DIRECTIVE: Collect every line in the records below that contains the word "号电动机接工频电源".

· · · ·

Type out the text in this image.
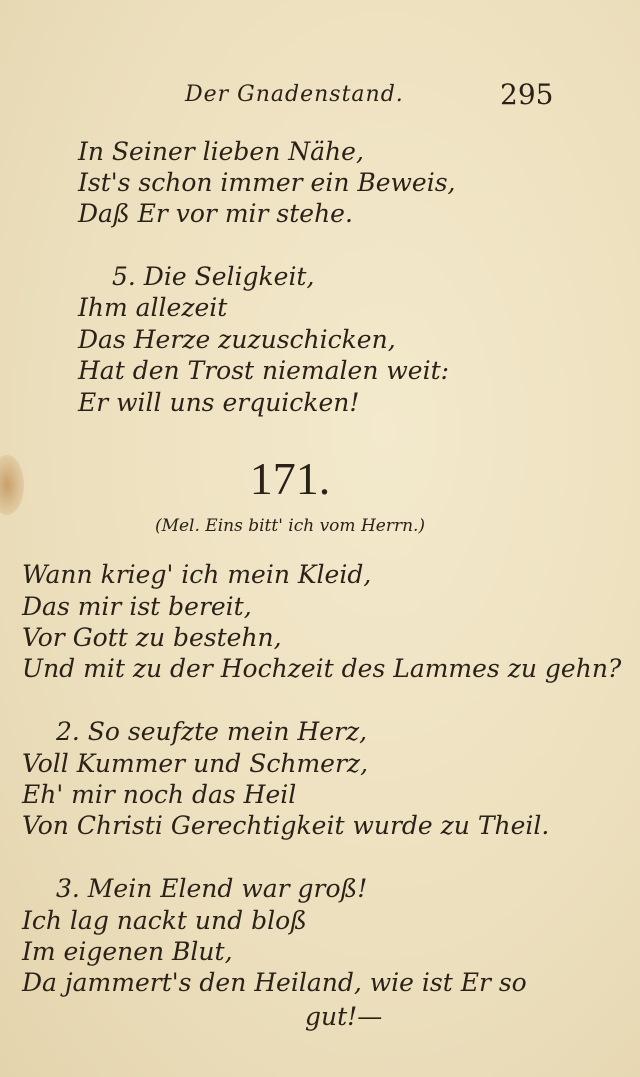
Der Gnadenstand.	295
In Seiner lieben Nähe,
Ist's schon immer ein Beweis,
Daß Er vor mir stehe.
5. Die Seligkeit,
Ihm allezeit
Das Herze zuzuschicken,
Hat den Trost niemalen weit:
Er will uns erquicken!
171.
(Mel. Eins bitt' ich vom Herrn.)
Wann krieg' ich mein Kleid,
Das mir ist bereit,
Vor Gott zu bestehn,
Und mit zu der Hochzeit des Lammes zu gehn?
2. So seufzte mein Herz,
Voll Kummer und Schmerz,
Eh' mir noch das Heil
Von Christi Gerechtigkeit wurde zu Theil.
3. Mein Elend war groß!
Ich lag nackt und bloß
Im eigenen Blut,
Da jammert's den Heiland, wie ist Er so
gut!—
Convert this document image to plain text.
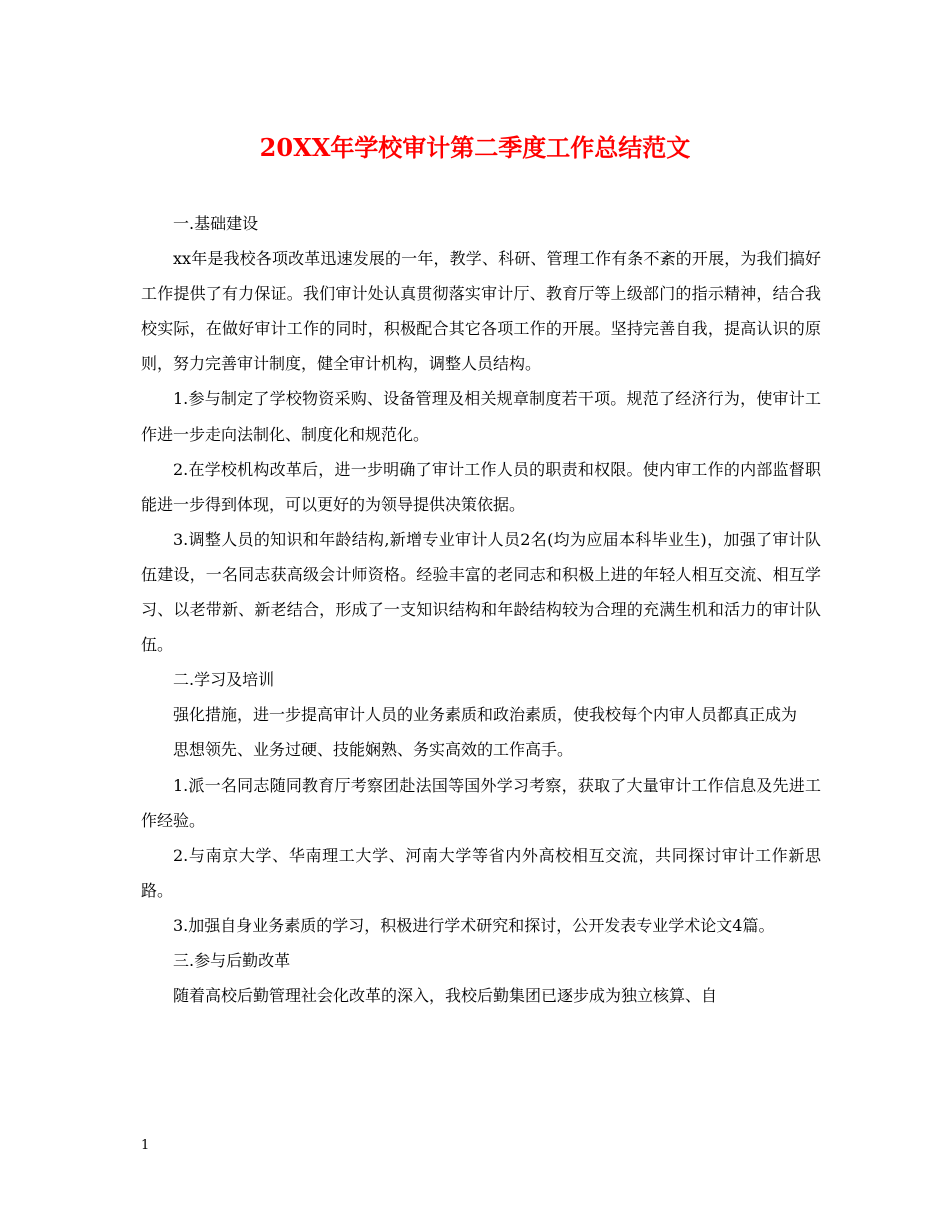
20XX年学校审计第二季度工作总结范文

一.基础建设

xx年是我校各项改革迅速发展的一年，教学、科研、管理工作有条不紊的开展，为我们搞好工作提供了有力保证。我们审计处认真贯彻落实审计厅、教育厅等上级部门的指示精神，结合我校实际，在做好审计工作的同时，积极配合其它各项工作的开展。坚持完善自我，提高认识的原则，努力完善审计制度，健全审计机构，调整人员结构。

1.参与制定了学校物资采购、设备管理及相关规章制度若干项。规范了经济行为，使审计工作进一步走向法制化、制度化和规范化。

2.在学校机构改革后，进一步明确了审计工作人员的职责和权限。使内审工作的内部监督职能进一步得到体现，可以更好的为领导提供决策依据。

3.调整人员的知识和年龄结构,新增专业审计人员2名(均为应届本科毕业生)，加强了审计队伍建设，一名同志获高级会计师资格。经验丰富的老同志和积极上进的年轻人相互交流、相互学习、以老带新、新老结合，形成了一支知识结构和年龄结构较为合理的充满生机和活力的审计队伍。

二.学习及培训

强化措施，进一步提高审计人员的业务素质和政治素质，使我校每个内审人员都真正成为

思想领先、业务过硬、技能娴熟、务实高效的工作高手。

1.派一名同志随同教育厅考察团赴法国等国外学习考察，获取了大量审计工作信息及先进工作经验。

2.与南京大学、华南理工大学、河南大学等省内外高校相互交流，共同探讨审计工作新思路。

3.加强自身业务素质的学习，积极进行学术研究和探讨，公开发表专业学术论文4篇。

三.参与后勤改革

随着高校后勤管理社会化改革的深入，我校后勤集团已逐步成为独立核算、自

1
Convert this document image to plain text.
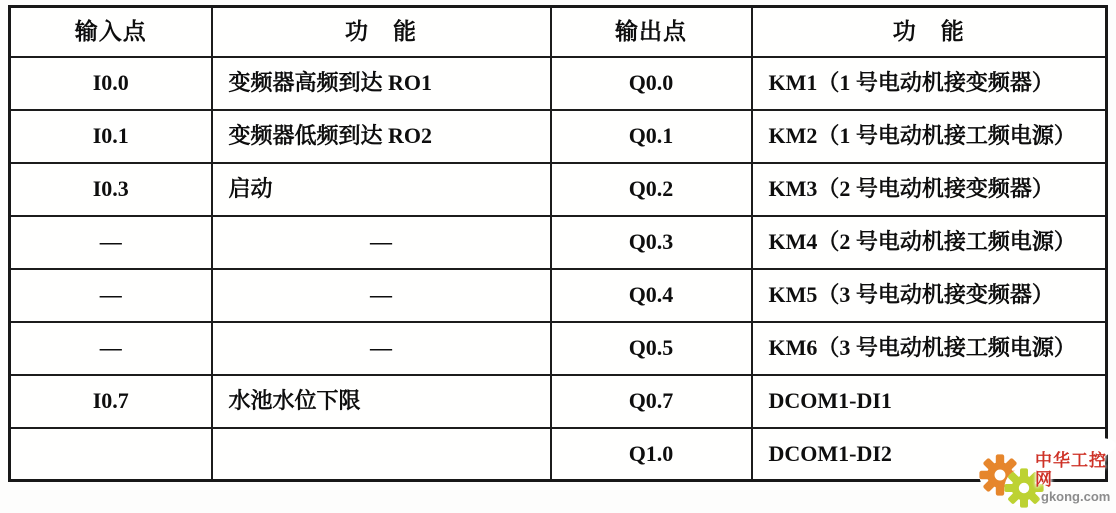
输入点	功　能	输出点	功　能
I0.0	变频器高频到达 RO1	Q0.0	KM1（1 号电动机接变频器）
I0.1	变频器低频到达 RO2	Q0.1	KM2（1 号电动机接工频电源）
I0.3	启动	Q0.2	KM3（2 号电动机接变频器）
—	—	Q0.3	KM4（2 号电动机接工频电源）
—	—	Q0.4	KM5（3 号电动机接变频器）
—	—	Q0.5	KM6（3 号电动机接工频电源）
I0.7	水池水位下限	Q0.7	DCOM1-DI1
		Q1.0	DCOM1-DI2	中华工控网
gkong.com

· · · ·

CORRECT RESPONSE:
I0.1	变频器低频到达 RO2	Q0.1	KM2（1 号电动机接工频电源）
—	—	Q0.3	KM4（2 号电动机接工频电源）
—	—	Q0.5	KM6（3 号电动机接工频电源）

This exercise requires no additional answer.